| Requirements |
Look through the material below and count the lines with the string "供销领导个人述职报告". Report only the count.
----- Record list
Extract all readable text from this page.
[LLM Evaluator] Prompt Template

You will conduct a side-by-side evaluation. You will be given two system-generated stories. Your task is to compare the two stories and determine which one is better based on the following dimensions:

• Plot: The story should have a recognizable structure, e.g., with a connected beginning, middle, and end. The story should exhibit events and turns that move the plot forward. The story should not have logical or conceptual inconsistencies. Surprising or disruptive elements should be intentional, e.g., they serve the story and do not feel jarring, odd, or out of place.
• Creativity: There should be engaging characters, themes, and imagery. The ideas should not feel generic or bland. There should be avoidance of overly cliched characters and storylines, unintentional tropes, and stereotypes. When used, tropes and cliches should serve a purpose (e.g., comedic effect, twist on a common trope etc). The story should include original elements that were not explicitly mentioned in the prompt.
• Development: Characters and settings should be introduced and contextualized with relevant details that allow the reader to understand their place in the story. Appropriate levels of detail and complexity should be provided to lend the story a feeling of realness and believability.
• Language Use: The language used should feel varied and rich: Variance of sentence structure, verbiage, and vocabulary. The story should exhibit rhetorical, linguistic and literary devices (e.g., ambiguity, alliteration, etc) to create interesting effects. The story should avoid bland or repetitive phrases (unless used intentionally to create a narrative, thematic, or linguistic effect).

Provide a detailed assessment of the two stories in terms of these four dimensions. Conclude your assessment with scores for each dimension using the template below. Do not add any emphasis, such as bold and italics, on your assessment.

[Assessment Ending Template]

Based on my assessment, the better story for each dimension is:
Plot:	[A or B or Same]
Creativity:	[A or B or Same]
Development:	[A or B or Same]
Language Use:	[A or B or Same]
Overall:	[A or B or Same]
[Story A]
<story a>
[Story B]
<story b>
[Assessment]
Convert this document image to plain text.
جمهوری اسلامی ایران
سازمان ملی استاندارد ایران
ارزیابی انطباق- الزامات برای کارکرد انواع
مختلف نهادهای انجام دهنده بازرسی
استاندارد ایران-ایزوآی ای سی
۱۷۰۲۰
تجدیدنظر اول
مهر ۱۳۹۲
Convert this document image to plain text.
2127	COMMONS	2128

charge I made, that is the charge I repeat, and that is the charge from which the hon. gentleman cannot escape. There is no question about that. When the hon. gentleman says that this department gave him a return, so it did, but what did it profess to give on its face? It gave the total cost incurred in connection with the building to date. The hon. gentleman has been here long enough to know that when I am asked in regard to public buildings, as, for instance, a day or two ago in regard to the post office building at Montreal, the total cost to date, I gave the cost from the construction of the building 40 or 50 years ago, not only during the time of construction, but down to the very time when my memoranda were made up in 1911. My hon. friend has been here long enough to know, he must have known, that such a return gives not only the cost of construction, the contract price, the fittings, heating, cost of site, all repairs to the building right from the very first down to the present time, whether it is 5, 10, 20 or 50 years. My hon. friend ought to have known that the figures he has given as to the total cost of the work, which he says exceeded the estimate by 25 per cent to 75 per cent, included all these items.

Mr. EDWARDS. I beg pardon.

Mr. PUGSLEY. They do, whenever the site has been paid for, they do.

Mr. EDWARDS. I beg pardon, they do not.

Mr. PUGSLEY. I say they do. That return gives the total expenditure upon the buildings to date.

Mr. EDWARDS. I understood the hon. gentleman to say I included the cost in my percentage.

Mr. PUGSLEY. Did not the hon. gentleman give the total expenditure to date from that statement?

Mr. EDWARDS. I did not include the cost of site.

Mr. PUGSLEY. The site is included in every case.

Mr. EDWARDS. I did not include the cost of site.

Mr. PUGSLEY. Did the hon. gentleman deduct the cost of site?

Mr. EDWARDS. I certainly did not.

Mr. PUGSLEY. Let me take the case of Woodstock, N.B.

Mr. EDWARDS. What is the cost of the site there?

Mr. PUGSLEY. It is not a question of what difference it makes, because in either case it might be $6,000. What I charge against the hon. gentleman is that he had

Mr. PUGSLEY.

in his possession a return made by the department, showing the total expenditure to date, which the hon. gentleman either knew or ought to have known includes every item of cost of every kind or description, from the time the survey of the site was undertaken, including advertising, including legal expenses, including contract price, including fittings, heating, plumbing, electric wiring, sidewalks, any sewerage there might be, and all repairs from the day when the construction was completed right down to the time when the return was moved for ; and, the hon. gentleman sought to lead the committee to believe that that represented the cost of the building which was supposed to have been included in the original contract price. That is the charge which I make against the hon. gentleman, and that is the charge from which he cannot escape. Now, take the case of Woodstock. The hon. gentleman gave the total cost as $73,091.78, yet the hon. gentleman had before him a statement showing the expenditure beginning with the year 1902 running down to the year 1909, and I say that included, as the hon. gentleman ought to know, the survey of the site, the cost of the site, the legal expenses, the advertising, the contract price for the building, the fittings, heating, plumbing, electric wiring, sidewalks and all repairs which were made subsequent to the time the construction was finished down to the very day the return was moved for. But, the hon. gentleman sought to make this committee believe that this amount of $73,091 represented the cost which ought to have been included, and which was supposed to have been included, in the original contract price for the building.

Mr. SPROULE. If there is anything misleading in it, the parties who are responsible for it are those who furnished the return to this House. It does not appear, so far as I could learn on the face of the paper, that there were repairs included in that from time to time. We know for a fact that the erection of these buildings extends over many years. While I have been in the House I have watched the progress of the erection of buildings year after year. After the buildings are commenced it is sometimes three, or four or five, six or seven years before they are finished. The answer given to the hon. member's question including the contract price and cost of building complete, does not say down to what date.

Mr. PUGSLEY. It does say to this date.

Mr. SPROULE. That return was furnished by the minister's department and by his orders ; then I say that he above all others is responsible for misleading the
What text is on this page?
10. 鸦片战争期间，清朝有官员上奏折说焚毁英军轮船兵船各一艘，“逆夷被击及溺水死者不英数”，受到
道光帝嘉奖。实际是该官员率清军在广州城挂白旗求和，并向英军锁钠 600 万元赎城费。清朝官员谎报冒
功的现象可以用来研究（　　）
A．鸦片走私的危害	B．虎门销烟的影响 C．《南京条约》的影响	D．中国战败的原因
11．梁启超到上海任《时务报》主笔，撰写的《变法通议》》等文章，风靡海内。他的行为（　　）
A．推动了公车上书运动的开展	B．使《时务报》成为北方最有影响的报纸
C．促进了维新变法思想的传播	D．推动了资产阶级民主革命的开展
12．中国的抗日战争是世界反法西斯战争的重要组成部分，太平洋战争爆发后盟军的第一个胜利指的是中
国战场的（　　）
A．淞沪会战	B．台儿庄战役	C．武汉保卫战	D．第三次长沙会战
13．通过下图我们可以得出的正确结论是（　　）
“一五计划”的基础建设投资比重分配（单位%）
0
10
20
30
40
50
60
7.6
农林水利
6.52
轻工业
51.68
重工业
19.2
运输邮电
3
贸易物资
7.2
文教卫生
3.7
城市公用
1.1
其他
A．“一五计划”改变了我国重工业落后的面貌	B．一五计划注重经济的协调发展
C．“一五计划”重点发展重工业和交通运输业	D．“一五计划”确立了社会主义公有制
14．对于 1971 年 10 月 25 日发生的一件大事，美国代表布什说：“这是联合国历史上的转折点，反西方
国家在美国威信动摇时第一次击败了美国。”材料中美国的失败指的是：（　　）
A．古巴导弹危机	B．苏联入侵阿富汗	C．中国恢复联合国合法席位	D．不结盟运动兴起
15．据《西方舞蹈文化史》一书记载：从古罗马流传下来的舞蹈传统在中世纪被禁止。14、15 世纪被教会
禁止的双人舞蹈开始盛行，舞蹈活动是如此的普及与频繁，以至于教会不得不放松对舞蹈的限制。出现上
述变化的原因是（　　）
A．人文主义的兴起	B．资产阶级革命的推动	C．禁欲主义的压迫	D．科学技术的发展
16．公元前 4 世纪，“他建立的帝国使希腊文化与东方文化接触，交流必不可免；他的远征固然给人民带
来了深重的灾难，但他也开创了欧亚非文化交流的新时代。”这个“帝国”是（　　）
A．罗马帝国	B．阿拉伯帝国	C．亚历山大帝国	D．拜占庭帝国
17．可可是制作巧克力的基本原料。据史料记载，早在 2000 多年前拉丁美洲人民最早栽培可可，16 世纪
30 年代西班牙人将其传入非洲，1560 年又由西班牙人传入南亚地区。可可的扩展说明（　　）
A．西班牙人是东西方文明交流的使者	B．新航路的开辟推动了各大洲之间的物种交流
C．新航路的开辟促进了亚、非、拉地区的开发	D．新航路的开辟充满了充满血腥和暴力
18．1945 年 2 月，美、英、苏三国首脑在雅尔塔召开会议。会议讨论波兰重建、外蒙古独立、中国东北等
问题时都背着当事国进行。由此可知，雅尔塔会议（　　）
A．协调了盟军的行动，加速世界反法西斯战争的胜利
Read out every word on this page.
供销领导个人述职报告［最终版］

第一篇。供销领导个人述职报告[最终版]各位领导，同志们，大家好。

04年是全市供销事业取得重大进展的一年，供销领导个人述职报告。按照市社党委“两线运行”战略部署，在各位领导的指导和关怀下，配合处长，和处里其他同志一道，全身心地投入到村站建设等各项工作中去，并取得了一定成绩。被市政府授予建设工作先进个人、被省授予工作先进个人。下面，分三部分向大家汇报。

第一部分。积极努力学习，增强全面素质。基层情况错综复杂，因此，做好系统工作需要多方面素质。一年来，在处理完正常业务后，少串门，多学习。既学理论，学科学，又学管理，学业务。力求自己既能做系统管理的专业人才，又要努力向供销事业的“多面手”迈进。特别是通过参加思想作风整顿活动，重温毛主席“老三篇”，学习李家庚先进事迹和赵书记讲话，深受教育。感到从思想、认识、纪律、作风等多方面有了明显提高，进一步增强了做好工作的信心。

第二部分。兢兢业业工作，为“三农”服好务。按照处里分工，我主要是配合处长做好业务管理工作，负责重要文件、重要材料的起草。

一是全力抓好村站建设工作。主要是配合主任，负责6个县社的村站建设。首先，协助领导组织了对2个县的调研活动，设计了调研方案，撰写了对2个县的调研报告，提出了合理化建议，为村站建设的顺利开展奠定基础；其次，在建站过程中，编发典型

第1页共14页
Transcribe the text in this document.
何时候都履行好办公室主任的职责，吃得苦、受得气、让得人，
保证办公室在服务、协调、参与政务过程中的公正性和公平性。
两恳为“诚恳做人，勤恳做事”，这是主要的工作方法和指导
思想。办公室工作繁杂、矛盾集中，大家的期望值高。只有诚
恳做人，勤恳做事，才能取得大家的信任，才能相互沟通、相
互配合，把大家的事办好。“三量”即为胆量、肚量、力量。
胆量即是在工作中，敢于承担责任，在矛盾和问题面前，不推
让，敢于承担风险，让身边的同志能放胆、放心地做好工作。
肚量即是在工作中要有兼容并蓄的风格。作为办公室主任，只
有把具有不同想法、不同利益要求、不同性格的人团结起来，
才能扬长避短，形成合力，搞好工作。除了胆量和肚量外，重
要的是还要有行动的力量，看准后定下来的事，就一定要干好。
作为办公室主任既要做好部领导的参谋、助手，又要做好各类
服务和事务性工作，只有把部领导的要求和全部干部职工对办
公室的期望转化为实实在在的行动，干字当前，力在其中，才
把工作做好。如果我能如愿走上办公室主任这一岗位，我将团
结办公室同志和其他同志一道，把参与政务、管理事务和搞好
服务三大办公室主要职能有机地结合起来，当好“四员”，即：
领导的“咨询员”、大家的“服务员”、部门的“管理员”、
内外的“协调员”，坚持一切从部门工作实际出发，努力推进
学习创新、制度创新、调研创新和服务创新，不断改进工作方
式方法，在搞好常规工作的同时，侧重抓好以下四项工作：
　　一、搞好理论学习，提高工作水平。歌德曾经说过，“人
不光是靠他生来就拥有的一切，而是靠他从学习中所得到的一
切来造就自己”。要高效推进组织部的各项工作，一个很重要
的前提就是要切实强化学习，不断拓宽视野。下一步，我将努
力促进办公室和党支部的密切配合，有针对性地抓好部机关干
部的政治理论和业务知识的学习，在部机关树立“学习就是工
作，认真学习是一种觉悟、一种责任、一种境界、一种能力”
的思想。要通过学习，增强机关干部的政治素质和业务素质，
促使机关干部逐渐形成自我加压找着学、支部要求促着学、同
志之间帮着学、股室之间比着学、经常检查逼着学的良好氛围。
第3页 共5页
----------
| Correct response |
3